Supplied material:
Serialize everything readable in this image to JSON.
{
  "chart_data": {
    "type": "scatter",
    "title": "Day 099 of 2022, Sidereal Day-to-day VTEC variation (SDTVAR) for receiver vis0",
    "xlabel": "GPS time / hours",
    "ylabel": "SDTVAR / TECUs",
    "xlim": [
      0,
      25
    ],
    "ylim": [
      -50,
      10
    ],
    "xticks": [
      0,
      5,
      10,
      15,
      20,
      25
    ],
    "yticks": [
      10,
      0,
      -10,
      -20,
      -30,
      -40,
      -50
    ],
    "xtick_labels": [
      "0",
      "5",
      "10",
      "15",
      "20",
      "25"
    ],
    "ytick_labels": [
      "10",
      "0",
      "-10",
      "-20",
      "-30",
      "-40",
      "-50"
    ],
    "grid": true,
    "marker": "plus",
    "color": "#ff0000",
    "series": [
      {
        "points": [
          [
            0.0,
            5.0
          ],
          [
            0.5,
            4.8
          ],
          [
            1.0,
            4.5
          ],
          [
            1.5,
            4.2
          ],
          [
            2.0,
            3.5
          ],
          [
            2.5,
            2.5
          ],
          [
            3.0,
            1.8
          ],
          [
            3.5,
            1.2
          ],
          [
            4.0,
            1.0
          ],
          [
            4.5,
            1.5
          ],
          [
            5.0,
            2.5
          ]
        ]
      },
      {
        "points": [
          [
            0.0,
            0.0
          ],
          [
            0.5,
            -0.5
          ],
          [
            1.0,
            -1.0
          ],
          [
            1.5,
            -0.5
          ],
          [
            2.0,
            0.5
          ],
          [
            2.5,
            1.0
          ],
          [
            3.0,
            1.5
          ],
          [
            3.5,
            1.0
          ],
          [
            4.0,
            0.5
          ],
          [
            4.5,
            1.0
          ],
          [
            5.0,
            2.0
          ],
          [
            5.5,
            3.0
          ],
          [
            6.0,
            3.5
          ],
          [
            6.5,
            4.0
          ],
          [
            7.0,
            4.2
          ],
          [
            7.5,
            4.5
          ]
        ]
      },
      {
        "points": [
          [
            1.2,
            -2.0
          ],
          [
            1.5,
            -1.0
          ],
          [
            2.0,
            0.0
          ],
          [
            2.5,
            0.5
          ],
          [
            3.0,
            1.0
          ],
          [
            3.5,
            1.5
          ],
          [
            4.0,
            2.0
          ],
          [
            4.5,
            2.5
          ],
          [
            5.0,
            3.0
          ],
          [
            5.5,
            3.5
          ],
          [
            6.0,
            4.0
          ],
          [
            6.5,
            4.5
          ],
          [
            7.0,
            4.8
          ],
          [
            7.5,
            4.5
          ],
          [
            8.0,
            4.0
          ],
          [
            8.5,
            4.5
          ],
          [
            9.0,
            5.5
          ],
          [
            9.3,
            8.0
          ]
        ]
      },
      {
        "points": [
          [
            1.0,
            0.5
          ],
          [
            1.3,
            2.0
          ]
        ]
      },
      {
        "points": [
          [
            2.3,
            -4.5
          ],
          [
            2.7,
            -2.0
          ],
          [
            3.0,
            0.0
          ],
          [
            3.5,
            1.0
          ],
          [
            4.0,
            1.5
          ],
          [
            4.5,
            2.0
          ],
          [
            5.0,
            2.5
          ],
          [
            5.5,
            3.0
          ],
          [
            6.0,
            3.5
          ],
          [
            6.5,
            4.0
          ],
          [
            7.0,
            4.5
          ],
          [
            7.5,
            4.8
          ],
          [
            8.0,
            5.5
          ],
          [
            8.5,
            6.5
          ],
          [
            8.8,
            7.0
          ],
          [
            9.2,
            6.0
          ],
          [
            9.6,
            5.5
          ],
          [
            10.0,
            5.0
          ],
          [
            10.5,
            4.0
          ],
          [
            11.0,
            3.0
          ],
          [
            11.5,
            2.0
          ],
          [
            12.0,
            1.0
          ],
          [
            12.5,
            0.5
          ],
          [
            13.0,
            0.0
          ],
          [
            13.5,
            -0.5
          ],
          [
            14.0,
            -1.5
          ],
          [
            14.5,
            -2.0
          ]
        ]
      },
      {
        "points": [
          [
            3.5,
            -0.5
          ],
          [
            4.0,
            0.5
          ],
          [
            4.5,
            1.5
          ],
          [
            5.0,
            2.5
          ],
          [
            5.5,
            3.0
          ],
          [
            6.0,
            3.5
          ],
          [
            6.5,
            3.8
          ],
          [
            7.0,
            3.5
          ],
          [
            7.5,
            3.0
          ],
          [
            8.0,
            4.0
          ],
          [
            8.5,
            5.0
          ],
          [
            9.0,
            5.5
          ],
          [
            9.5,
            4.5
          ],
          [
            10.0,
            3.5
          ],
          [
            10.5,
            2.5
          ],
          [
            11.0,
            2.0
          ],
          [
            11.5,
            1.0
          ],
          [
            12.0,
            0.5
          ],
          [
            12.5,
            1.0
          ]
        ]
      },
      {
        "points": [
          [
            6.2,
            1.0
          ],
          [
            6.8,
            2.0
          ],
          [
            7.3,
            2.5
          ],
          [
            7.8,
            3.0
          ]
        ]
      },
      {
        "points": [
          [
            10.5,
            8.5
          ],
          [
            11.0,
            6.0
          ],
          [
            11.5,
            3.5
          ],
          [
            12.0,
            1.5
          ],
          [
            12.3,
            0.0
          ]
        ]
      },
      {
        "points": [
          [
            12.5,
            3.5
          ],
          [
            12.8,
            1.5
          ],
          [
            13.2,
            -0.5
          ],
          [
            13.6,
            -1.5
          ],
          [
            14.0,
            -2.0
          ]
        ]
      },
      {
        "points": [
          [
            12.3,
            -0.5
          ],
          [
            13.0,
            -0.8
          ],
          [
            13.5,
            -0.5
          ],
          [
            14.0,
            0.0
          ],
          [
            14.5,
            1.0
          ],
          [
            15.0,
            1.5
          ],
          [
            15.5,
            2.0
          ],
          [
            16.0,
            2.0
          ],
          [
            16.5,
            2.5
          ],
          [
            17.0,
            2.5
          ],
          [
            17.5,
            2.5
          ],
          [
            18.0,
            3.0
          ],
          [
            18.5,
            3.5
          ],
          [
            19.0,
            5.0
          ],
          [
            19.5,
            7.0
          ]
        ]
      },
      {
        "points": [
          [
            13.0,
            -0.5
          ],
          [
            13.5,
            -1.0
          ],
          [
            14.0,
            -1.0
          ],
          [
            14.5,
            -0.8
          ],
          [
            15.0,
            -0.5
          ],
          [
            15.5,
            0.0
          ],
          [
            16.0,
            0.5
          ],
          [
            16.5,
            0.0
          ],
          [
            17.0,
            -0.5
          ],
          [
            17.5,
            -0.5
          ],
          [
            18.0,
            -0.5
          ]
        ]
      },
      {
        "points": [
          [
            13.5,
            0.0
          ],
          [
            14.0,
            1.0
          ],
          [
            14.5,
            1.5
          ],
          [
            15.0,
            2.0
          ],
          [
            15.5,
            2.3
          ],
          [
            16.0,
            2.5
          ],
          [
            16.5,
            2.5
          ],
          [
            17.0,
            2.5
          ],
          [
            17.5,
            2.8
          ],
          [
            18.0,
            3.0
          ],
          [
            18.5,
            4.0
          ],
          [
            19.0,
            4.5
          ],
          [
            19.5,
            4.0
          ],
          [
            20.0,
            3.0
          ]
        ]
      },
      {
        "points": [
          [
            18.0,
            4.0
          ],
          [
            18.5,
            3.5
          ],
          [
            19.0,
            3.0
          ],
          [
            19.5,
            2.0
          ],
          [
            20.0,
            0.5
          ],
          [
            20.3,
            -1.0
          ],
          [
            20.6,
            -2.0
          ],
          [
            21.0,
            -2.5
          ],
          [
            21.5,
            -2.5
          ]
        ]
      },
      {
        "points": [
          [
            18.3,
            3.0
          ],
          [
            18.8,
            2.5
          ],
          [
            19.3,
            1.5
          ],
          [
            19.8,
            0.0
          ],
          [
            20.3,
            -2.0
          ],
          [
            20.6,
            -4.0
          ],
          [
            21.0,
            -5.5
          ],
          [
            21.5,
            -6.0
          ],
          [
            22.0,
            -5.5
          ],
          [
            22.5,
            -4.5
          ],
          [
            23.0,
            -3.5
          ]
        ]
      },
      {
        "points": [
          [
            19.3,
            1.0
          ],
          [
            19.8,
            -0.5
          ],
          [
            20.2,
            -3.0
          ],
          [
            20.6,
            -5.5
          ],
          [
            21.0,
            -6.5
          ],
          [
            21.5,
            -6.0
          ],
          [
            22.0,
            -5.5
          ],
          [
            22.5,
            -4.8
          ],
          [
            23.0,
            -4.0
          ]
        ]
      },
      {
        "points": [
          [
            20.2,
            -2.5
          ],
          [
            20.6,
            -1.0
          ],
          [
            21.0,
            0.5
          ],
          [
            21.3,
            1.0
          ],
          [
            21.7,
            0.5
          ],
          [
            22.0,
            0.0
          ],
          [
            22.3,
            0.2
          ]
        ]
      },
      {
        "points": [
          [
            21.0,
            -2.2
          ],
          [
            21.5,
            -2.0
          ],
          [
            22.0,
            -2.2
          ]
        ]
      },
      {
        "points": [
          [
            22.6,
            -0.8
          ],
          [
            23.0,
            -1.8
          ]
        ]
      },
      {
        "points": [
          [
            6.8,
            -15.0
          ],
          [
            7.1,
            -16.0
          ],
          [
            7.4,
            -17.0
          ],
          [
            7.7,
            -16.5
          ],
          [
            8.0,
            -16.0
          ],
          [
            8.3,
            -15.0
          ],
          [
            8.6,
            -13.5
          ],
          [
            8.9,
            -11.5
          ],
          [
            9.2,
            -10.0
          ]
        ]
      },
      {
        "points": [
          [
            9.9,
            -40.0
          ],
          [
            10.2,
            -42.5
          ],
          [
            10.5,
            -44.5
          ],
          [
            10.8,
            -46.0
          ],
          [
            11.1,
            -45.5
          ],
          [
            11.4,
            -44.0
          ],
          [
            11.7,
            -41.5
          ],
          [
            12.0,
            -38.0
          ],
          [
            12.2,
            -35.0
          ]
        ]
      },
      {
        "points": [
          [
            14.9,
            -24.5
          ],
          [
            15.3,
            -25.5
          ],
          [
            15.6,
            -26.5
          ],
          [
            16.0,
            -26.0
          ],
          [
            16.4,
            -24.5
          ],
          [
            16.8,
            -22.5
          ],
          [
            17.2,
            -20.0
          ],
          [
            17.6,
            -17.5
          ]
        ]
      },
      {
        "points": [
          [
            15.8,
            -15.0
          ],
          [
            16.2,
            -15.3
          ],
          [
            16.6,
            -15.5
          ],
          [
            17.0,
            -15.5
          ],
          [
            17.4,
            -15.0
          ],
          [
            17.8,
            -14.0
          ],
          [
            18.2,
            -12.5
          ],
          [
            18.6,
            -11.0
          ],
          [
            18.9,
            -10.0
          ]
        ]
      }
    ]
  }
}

What is asked:
Go through the listing above and return every line where the word "SDTVAR" occurs.

Answer to this exercise:
    "title": "Day 099 of 2022, Sidereal Day-to-day VTEC variation (SDTVAR) for receiver vis0",
    "ylabel": "SDTVAR / TECUs",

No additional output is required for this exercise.